Задание 1:
Какие животные названы в тексте о дикой природе как образце здоровой земли в связи с Йеллоустоном? Перечислите их все.
Задание 2:
Почему, согласно тексту о дикой природе, корни сосен на нерасчищенных лесных почвах проникают глубже?

Исходный текст:
+ + + + +

Для этой науки в первую очередь необходимы сведения о норме, то есть точное представление о здоровой земле, существующей как единый организм.
У нас есть два образчика нормы. Такой, когда физиология земли остается в целом нормальной, несмотря на долговременное человеческое обитание. Мне известно лишь единственное подобное место – северо-восточная Европа. И конечно, нам следует учесть этот пример.
Второй образчик нормы, и нормы идеальной, – это дикая природа. Палеонтология дает нам множество свидетельств того, что дикая природа поддерживала себя на протяжении колоссальных периодов, что составляющие ее виды редко утрачивались и не выходили из-под контроля, что климат и вода создавали почву столь же быстро, как она уносилась прочь, а возможно, и быстрее. Следовательно, уголки первозданной природы нежданно приобретают особую важность в качестве лаборатории для изучения здоровья земли.
Нельзя изучать физиологию Монтаны на берегах Амазонки. Каждая биотическая область для сравнительного изучения использовавшейся и неиспользовавшейся земли требует своей дикой природы. Разумеется, сейчас для изучения дикой природы удается спасти лишь довольно однобокую систему участков, причем большинство из них настолько малы, что не могли остаться нормальными во всех отношениях. Даже национальные парки, площадью до миллиона акров каждый, все же не настолько велики, чтобы сохранить исконных хищников и избежать болезней, которые разносит домашний скот. Йеллоустон потерял своих волков и пум, и теперь вапити губят его флору, особенно на зимних пастбищах. Падает численность гризли и снежных баранов – этих последних косят эпизоотии.
Таким образом, даже крупнейшие участки дикой природы терпят невозместимый ущерб. Однако Д. Э. Уиверу хватило нескольких нетронутых акров, чтобы установить, почему исконная флора прерии была более устойчива к засухам, чем вытеснившие ее сельскохозяйственные культуры. Уивер обнаружил, что растения прерий распределяют свою корневую систему по всем уровням почвы, тогда как виды, входящие в севооборот, истощают один уровень, не затрагивая остальных, и таким образом вызывают нарастающее оскудение. Так исследования Уивера выявили важный агрономический принцип.
Тогредьяку тоже потребовалось лишь несколько акров, чтобы выяснить, почему сосны на бывших пашнях никогда не достигают мощи и ветроустойчивости сосен, растущих на нерасчищенных лесных почвах. Корни последних используют прежние корневые каналы и в результате проникают глубже.

+ + + + +

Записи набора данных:
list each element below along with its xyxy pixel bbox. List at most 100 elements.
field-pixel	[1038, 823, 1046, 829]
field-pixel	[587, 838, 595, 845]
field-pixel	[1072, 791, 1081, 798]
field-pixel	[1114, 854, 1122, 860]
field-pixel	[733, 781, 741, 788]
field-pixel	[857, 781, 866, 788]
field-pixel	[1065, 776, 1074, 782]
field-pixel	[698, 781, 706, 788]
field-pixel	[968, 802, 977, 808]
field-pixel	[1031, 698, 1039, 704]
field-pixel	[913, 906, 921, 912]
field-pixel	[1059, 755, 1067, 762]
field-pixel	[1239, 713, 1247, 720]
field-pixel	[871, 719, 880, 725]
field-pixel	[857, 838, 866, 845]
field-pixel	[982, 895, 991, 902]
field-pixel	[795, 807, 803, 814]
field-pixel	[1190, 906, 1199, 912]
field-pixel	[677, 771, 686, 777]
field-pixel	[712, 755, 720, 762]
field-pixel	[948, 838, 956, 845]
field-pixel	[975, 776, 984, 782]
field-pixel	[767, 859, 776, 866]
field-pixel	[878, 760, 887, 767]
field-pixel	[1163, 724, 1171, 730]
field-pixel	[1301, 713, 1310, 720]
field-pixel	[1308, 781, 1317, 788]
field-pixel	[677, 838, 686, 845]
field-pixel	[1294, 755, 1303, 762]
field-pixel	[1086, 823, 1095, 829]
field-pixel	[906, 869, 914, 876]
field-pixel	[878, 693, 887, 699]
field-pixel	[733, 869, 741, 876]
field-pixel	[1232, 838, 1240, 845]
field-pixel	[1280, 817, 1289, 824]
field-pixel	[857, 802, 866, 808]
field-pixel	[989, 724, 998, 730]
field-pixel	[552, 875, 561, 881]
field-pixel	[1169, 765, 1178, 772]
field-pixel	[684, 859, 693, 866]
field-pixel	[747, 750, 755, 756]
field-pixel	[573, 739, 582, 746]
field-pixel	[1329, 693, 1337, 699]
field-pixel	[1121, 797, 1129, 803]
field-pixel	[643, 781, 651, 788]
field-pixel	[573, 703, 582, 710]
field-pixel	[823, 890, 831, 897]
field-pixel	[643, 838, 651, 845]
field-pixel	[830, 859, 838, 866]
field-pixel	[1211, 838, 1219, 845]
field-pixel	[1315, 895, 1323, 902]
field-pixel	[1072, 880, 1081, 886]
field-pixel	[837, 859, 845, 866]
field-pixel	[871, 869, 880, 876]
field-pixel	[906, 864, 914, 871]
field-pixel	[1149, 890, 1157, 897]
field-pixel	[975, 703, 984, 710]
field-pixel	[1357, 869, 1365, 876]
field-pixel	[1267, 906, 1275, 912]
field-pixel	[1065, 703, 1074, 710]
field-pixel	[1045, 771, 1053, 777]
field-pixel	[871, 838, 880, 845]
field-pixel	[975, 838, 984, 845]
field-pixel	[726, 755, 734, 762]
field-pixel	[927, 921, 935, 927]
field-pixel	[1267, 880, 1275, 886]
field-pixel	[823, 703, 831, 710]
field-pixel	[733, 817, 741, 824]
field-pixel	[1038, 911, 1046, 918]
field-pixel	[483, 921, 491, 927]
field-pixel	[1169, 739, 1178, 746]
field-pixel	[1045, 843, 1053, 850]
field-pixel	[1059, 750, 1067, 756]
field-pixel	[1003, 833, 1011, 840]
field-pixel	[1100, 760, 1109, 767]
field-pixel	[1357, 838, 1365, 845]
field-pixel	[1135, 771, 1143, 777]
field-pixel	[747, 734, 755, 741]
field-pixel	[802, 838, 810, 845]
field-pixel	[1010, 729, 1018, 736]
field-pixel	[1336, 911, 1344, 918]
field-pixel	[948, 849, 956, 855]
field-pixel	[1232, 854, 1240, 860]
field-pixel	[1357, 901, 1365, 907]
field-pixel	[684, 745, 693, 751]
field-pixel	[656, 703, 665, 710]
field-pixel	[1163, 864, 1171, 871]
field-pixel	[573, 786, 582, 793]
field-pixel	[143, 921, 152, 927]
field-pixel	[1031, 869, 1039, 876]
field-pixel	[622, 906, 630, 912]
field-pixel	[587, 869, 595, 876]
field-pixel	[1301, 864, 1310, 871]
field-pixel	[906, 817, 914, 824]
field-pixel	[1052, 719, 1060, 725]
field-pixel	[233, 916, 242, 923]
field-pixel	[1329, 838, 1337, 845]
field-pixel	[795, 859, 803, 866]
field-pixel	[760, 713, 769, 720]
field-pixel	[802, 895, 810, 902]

+ + + + +

Ответ 1:
Волки, пумы, вапити, гризли, снежные бараны.

Ответ 2:
Они используют прежние корневые каналы.